» Artikel
╭──

BAB I
PENDAHULUAN
A. LATAR
BELAKANG
Pasca munculnya UU Otonomi Daerah yang di dalamnya memuat
kebijakan otonomi kampus, berbagai perguruan tinggi kemudian tidak lagi
disubsidi oleh pemerintah. Ada empat perguruan tinggi, yakni UI, ITB, UGM, dan
IPB yang terkena kebijakan itu. Dengan model pengelolaan Badan Hukum Milik
Negara (BHMN), keempat perguruan tinggi itu tidak lagi memperoleh subsidi. Dan,
karenanya, para rektor dituntut untuk mencari biaya sendiri dengan caranya
masing-masing.
Dari konteks inilah, kemudian, otak para pengelola pendidikan
dituntut kreatif untuk menghasilkan sumber-sumber dana. Beberapa kreativitas
itu adalah menjual beberapa aset, menodong para alumni – terutama para alumni
yang pernah mendapat beasiswa dari perguruan tinggi dalam menimba ilmu. Hal
yang paling menarik untuk dibicarakan bahwa dalam rangka menghasilkan biaya
tersebut, pihak rektorat tak segan-segan menawarkan bangku kuliahnya dengan
tarif yang tinggi. Sekalipun beberapa rektor menepis anggapan adanya
komersialisasi, namun fakta telah menunjukkan banyak kasus. Calon mahasiswa
yang berani mengisi formulir dengan biaya sumbangan uang gedung di atas
rata-rata, dipastikan diterima menjadi mahasiswa. Dan, mencantumkan sumbangan
di bawah perhitungan finansial perguruan tinggi, tak akan bisa masuk kuliah.
B.
RUMUSAN MASALAH
1.
Apakah yang dimaksud komersialisasi
pendidikan ?
2.
Apakah aspek yang memunculkan
komersialisasi pendidikan ?
3.
Bagaimana dampak dari komersialisasi
pendidikan ?
4.
Bagaimana solusi alternatif menyikapi
komersialisasi pendidikan ?
C.
TUJUAN
1.
Memahami pengertian komersialisasi
pendidikan sebagai masalah dalam bidang sosiologi pendidikan.
2.
Mengetahui aspek-aspek yang memunculkan
terjadinya komersialisasi pendidikan.
3.
Mengetahui dampak dari komersialisasi
pendidikan.
4.
Memahami solusi alternatif menyikapi
komersialisasi pendidikan.

╰──

» Baris Data
╭──

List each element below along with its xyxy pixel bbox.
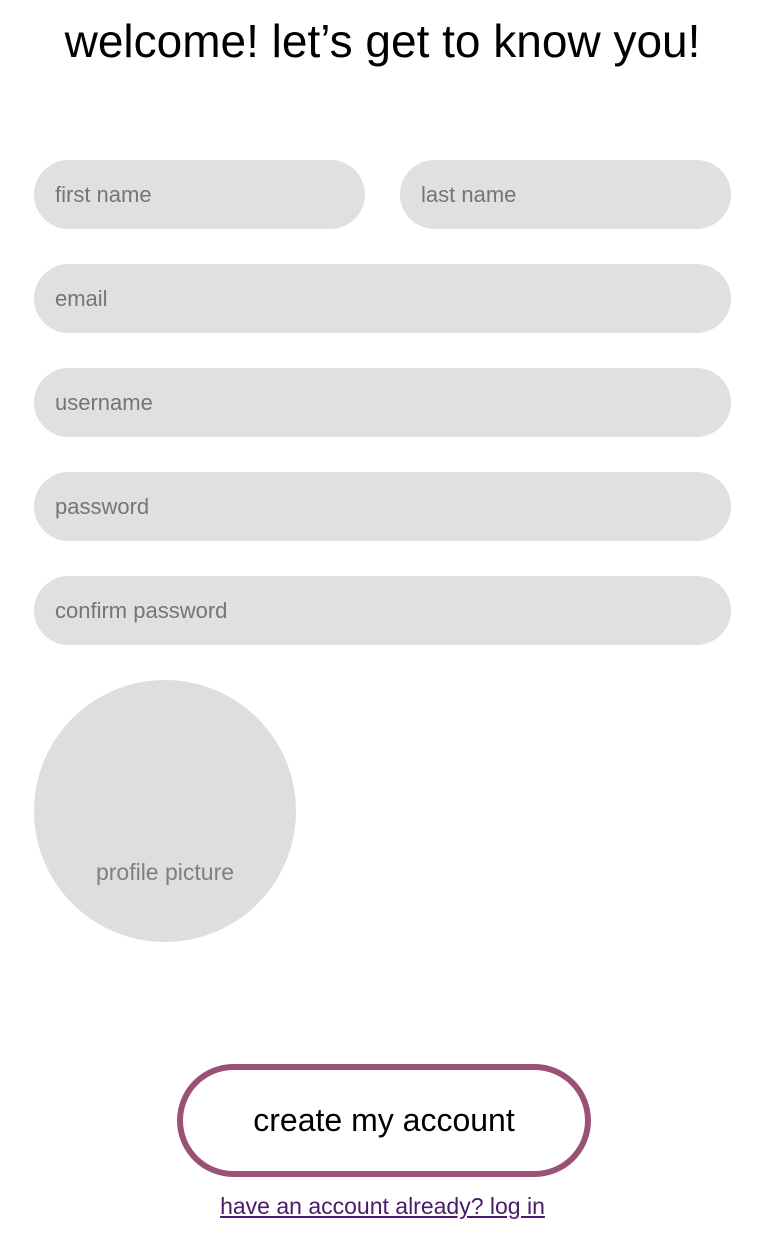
profile-picture-label: profile picture — [95, 859, 235, 885]
email-field[interactable] — [34, 264, 731, 333]
create-account-button[interactable]: create my account — [177, 1064, 591, 1177]
confirm-password-field[interactable] — [34, 576, 731, 645]
page-title: welcome! let’s get to know you! — [64, 15, 701, 67]
password-field[interactable] — [34, 472, 731, 541]
profile-picture-upload[interactable]: profile picture — [34, 680, 296, 942]
first-name-field[interactable] — [34, 160, 365, 229]
last-name-field[interactable] — [400, 160, 731, 229]
login-link-container: have an account already? log in — [0, 1192, 765, 1220]
username-field[interactable] — [34, 368, 731, 437]
login-link[interactable]: have an account already? log in — [220, 1193, 545, 1219]
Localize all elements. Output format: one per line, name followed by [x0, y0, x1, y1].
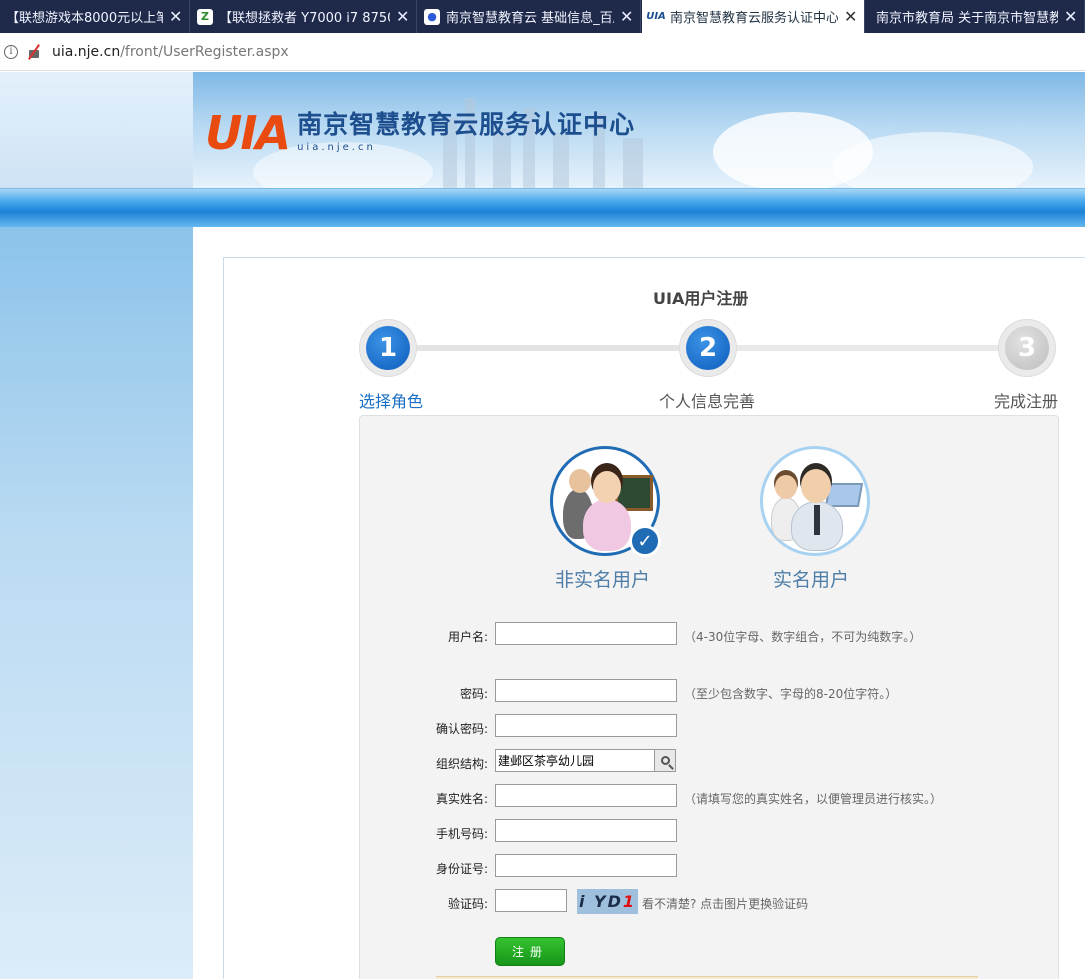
realname-label: 真实姓名:: [435, 792, 488, 806]
person-head-icon: [569, 469, 591, 493]
uia-logo: UIA: [205, 106, 291, 160]
confirm-password-input[interactable]: [495, 714, 677, 737]
browser-tab[interactable]: 【联想游戏本8000元以上笔记本 ✕: [0, 0, 190, 33]
banner-left-fill: [0, 72, 193, 188]
step-1: 1: [359, 319, 417, 377]
username-hint: （4-30位字母、数字组合，不可为纯数字。）: [684, 630, 922, 644]
info-icon[interactable]: i: [4, 44, 18, 59]
step-1-label: 选择角色: [359, 392, 424, 411]
person-head-icon: [801, 469, 831, 503]
nav-bar: [0, 188, 1085, 227]
idcard-label: 身份证号:: [435, 862, 488, 876]
captcha-label: 验证码:: [447, 897, 488, 911]
person-head-icon: [775, 475, 797, 499]
role-nonrealname-label[interactable]: 非实名用户: [555, 565, 650, 592]
tab-title: 【联想游戏本8000元以上笔记本: [6, 11, 163, 26]
username-input[interactable]: [495, 622, 677, 645]
person-head-icon: [593, 471, 621, 503]
browser-tab-active[interactable]: UIA 南京智慧教育云服务认证中心- ✕: [642, 0, 865, 33]
tab-title: 南京智慧教育云服务认证中心-: [670, 11, 838, 26]
captcha-refresh-hint[interactable]: 看不清楚? 点击图片更换验证码: [642, 895, 808, 912]
org-search-button[interactable]: [654, 749, 676, 772]
confirm-password-label: 确认密码:: [435, 722, 488, 736]
close-icon[interactable]: ✕: [844, 7, 858, 26]
progress-line-todo: [708, 345, 1028, 351]
tab-title: 南京智慧教育云 基础信息_百度: [446, 11, 614, 26]
phone-label: 手机号码:: [435, 827, 488, 841]
close-icon[interactable]: ✕: [396, 7, 410, 26]
captcha-input[interactable]: [495, 889, 567, 912]
url-host: uia.nje.cn: [52, 43, 121, 60]
role-nonrealname-option[interactable]: ✓: [550, 446, 661, 557]
org-input[interactable]: [495, 749, 655, 772]
address-bar[interactable]: i uia.nje.cn/front/UserRegister.aspx: [0, 33, 1085, 71]
tab-title: 【联想拯救者 Y7000 i7 8750H: [219, 11, 390, 26]
url-text[interactable]: uia.nje.cn/front/UserRegister.aspx: [52, 44, 289, 60]
close-icon[interactable]: ✕: [169, 7, 183, 26]
site-domain: uia.nje.cn: [297, 142, 376, 153]
phone-input[interactable]: [495, 819, 677, 842]
captcha-image[interactable]: i YD 1: [577, 889, 638, 914]
password-input[interactable]: [495, 679, 677, 702]
checkmark-icon: ✓: [629, 525, 661, 557]
url-path: /front/UserRegister.aspx: [120, 43, 289, 60]
tie-icon: [814, 505, 820, 535]
site-logo: UIA 南京智慧教育云服务认证中心 uia.nje.cn: [205, 110, 635, 156]
zol-icon: Z: [197, 8, 213, 25]
close-icon[interactable]: ✕: [620, 7, 634, 26]
username-label: 用户名:: [447, 630, 488, 644]
uia-icon: UIA: [646, 11, 666, 22]
header-banner: UIA 南京智慧教育云服务认证中心 uia.nje.cn: [193, 72, 1085, 188]
role-realname-label[interactable]: 实名用户: [773, 565, 849, 592]
role-realname-option[interactable]: [760, 446, 870, 556]
realname-input[interactable]: [495, 784, 677, 807]
search-icon: [660, 756, 670, 765]
browser-tab[interactable]: ● 南京智慧教育云 基础信息_百度 ✕: [418, 0, 641, 33]
browser-tab-bar: 【联想游戏本8000元以上笔记本 ✕ Z 【联想拯救者 Y7000 i7 875…: [0, 0, 1085, 33]
not-secure-icon[interactable]: [26, 44, 42, 60]
step-3: 3: [998, 319, 1056, 377]
close-icon[interactable]: ✕: [1064, 7, 1078, 26]
realname-hint: （请填写您的真实姓名，以便管理员进行核实。）: [684, 792, 943, 806]
step-3-label: 完成注册: [994, 392, 1059, 411]
browser-tab[interactable]: Z 【联想拯救者 Y7000 i7 8750H ✕: [191, 0, 417, 33]
org-label: 组织结构:: [435, 757, 488, 771]
baidu-paw-icon: ●: [424, 8, 440, 25]
idcard-input[interactable]: [495, 854, 677, 877]
password-hint: （至少包含数字、字母的8-20位字符。）: [684, 687, 898, 701]
person-icon: [583, 499, 631, 551]
step-2: 2: [679, 319, 737, 377]
register-button[interactable]: 注册: [495, 937, 565, 966]
password-label: 密码:: [459, 687, 488, 701]
step-2-label: 个人信息完善: [659, 392, 756, 411]
site-name: 南京智慧教育云服务认证中心: [297, 110, 636, 139]
page-title: UIA用户注册: [653, 289, 749, 308]
tab-title: 南京市教育局 关于南京市智慧教育: [876, 11, 1058, 26]
left-column-fill: [0, 227, 193, 979]
progress-line-done: [388, 345, 708, 351]
browser-tab[interactable]: 南京市教育局 关于南京市智慧教育 ✕: [866, 0, 1085, 33]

╰──

Tuliskan kembali seluruh bagian artikel tentang komersialisasi pendidikan, mulai dari "Bagaimana solusi alternatif" ke bawah sampai "terjadinya komersialisasi pendidikan.", tanpa mengubah satu kata pun. Data di atas tidak berkaitan dengan artikel tentang komersialisasi pendidikan.

Bagaimana solusi alternatif menyikapi
komersialisasi pendidikan ?
C.
TUJUAN
1.
Memahami pengertian komersialisasi
pendidikan sebagai masalah dalam bidang sosiologi pendidikan.
2.
Mengetahui aspek-aspek yang memunculkan
terjadinya komersialisasi pendidikan.